***** DATA LINES

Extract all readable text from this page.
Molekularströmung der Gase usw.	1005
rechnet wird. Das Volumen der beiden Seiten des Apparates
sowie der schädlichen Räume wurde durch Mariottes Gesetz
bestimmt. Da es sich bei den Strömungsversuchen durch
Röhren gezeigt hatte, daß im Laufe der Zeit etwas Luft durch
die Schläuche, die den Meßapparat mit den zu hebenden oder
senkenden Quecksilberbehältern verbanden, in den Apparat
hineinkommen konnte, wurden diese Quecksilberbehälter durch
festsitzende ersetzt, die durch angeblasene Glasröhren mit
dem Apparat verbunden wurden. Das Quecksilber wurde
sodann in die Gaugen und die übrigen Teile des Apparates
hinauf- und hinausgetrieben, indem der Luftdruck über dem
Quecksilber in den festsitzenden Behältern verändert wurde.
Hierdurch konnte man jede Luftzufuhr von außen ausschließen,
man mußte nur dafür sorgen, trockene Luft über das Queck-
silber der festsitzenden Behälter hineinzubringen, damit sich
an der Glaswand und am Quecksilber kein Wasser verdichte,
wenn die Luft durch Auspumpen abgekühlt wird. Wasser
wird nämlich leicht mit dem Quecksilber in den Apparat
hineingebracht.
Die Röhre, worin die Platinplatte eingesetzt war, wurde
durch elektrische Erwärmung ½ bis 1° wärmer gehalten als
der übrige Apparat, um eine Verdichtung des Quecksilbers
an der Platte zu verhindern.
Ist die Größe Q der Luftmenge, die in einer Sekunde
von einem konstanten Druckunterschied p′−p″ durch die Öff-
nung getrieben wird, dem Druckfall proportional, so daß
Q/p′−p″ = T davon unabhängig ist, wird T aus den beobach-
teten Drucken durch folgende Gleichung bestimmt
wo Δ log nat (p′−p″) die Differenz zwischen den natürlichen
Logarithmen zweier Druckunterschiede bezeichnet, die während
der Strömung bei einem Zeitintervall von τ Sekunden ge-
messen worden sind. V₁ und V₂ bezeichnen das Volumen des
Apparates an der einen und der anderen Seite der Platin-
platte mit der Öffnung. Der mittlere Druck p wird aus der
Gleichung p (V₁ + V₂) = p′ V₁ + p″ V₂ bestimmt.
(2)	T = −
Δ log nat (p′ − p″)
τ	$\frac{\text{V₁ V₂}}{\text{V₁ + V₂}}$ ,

**********

→ **THE TASK**
Tally up the lines holding the word "Wasser" in the data above, and answer with that figure only.

→ **TASK SOLUTION**
2